**EXERCISE GOAL:** The records below are to be repeated in full, exactly as they are.

Dataset records:
=-=-=
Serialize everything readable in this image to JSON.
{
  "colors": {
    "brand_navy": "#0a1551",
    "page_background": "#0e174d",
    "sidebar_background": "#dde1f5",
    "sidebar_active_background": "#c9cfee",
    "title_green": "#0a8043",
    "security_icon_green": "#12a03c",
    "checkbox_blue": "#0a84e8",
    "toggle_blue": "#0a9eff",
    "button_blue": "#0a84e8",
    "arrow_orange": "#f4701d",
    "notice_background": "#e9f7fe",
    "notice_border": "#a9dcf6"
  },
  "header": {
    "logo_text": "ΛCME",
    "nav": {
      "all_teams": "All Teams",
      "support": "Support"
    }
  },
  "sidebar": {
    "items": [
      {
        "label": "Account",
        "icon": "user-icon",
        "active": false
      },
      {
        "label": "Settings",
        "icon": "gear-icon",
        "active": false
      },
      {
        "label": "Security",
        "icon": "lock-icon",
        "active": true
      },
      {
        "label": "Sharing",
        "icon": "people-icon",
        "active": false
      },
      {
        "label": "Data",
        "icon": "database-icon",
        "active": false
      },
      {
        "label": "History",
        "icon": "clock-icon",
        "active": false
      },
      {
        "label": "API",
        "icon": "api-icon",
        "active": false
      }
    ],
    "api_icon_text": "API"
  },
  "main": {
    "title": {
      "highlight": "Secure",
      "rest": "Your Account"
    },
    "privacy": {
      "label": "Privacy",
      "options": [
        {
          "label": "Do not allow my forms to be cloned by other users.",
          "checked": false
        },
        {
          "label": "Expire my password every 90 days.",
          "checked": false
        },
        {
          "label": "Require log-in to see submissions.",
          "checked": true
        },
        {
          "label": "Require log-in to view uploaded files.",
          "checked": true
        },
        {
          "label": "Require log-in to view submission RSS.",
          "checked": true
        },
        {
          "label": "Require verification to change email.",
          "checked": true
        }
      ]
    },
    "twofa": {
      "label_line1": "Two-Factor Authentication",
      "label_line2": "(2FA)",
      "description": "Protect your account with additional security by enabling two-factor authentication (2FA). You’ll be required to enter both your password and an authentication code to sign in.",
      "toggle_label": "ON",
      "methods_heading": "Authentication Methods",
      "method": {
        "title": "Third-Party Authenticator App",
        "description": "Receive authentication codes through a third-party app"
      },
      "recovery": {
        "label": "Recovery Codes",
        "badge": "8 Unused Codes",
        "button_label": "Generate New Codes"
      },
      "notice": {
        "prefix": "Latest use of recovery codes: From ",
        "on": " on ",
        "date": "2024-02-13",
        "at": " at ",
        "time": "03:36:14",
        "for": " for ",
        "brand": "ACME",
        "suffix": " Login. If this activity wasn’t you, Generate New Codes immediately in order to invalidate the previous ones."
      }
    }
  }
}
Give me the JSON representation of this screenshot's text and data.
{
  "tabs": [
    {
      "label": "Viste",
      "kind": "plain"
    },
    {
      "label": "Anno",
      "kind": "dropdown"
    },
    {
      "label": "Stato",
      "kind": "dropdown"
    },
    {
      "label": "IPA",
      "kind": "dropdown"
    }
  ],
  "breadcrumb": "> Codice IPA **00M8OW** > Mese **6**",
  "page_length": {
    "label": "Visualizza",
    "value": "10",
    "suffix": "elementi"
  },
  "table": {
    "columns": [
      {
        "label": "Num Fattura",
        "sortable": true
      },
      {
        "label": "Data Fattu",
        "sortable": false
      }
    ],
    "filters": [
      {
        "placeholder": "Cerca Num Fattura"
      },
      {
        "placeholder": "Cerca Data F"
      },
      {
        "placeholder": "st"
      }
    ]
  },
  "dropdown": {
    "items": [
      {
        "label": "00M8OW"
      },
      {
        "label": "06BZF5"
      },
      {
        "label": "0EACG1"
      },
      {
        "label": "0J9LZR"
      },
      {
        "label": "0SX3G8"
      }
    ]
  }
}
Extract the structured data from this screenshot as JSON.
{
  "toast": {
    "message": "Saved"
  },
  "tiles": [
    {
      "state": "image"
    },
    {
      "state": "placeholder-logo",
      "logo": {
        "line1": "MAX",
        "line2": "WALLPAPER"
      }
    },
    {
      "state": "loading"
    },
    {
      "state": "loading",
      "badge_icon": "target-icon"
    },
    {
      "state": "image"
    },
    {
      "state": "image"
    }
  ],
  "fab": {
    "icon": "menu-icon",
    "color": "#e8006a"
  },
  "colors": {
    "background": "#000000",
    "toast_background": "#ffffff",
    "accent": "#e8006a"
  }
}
=-=-=
**ANSWER FOR THE TASK:**
Serialize everything readable in this image to JSON.
{
  "colors": {
    "brand_navy": "#0a1551",
    "page_background": "#0e174d",
    "sidebar_background": "#dde1f5",
    "sidebar_active_background": "#c9cfee",
    "title_green": "#0a8043",
    "security_icon_green": "#12a03c",
    "checkbox_blue": "#0a84e8",
    "toggle_blue": "#0a9eff",
    "button_blue": "#0a84e8",
    "arrow_orange": "#f4701d",
    "notice_background": "#e9f7fe",
    "notice_border": "#a9dcf6"
  },
  "header": {
    "logo_text": "ΛCME",
    "nav": {
      "all_teams": "All Teams",
      "support": "Support"
    }
  },
  "sidebar": {
    "items": [
      {
        "label": "Account",
        "icon": "user-icon",
        "active": false
      },
      {
        "label": "Settings",
        "icon": "gear-icon",
        "active": false
      },
      {
        "label": "Security",
        "icon": "lock-icon",
        "active": true
      },
      {
        "label": "Sharing",
        "icon": "people-icon",
        "active": false
      },
      {
        "label": "Data",
        "icon": "database-icon",
        "active": false
      },
      {
        "label": "History",
        "icon": "clock-icon",
        "active": false
      },
      {
        "label": "API",
        "icon": "api-icon",
        "active": false
      }
    ],
    "api_icon_text": "API"
  },
  "main": {
    "title": {
      "highlight": "Secure",
      "rest": "Your Account"
    },
    "privacy": {
      "label": "Privacy",
      "options": [
        {
          "label": "Do not allow my forms to be cloned by other users.",
          "checked": false
        },
        {
          "label": "Expire my password every 90 days.",
          "checked": false
        },
        {
          "label": "Require log-in to see submissions.",
          "checked": true
        },
        {
          "label": "Require log-in to view uploaded files.",
          "checked": true
        },
        {
          "label": "Require log-in to view submission RSS.",
          "checked": true
        },
        {
          "label": "Require verification to change email.",
          "checked": true
        }
      ]
    },
    "twofa": {
      "label_line1": "Two-Factor Authentication",
      "label_line2": "(2FA)",
      "description": "Protect your account with additional security by enabling two-factor authentication (2FA). You’ll be required to enter both your password and an authentication code to sign in.",
      "toggle_label": "ON",
      "methods_heading": "Authentication Methods",
      "method": {
        "title": "Third-Party Authenticator App",
        "description": "Receive authentication codes through a third-party app"
      },
      "recovery": {
        "label": "Recovery Codes",
        "badge": "8 Unused Codes",
        "button_label": "Generate New Codes"
      },
      "notice": {
        "prefix": "Latest use of recovery codes: From ",
        "on": " on ",
        "date": "2024-02-13",
        "at": " at ",
        "time": "03:36:14",
        "for": " for ",
        "brand": "ACME",
        "suffix": " Login. If this activity wasn’t you, Generate New Codes immediately in order to invalidate the previous ones."
      }
    }
  }
}
Give me the JSON representation of this screenshot's text and data.
{
  "tabs": [
    {
      "label": "Viste",
      "kind": "plain"
    },
    {
      "label": "Anno",
      "kind": "dropdown"
    },
    {
      "label": "Stato",
      "kind": "dropdown"
    },
    {
      "label": "IPA",
      "kind": "dropdown"
    }
  ],
  "breadcrumb": "> Codice IPA **00M8OW** > Mese **6**",
  "page_length": {
    "label": "Visualizza",
    "value": "10",
    "suffix": "elementi"
  },
  "table": {
    "columns": [
      {
        "label": "Num Fattura",
        "sortable": true
      },
      {
        "label": "Data Fattu",
        "sortable": false
      }
    ],
    "filters": [
      {
        "placeholder": "Cerca Num Fattura"
      },
      {
        "placeholder": "Cerca Data F"
      },
      {
        "placeholder": "st"
      }
    ]
  },
  "dropdown": {
    "items": [
      {
        "label": "00M8OW"
      },
      {
        "label": "06BZF5"
      },
      {
        "label": "0EACG1"
      },
      {
        "label": "0J9LZR"
      },
      {
        "label": "0SX3G8"
      }
    ]
  }
}
Extract the structured data from this screenshot as JSON.
{
  "toast": {
    "message": "Saved"
  },
  "tiles": [
    {
      "state": "image"
    },
    {
      "state": "placeholder-logo",
      "logo": {
        "line1": "MAX",
        "line2": "WALLPAPER"
      }
    },
    {
      "state": "loading"
    },
    {
      "state": "loading",
      "badge_icon": "target-icon"
    },
    {
      "state": "image"
    },
    {
      "state": "image"
    }
  ],
  "fab": {
    "icon": "menu-icon",
    "color": "#e8006a"
  },
  "colors": {
    "background": "#000000",
    "toast_background": "#ffffff",
    "accent": "#e8006a"
  }
}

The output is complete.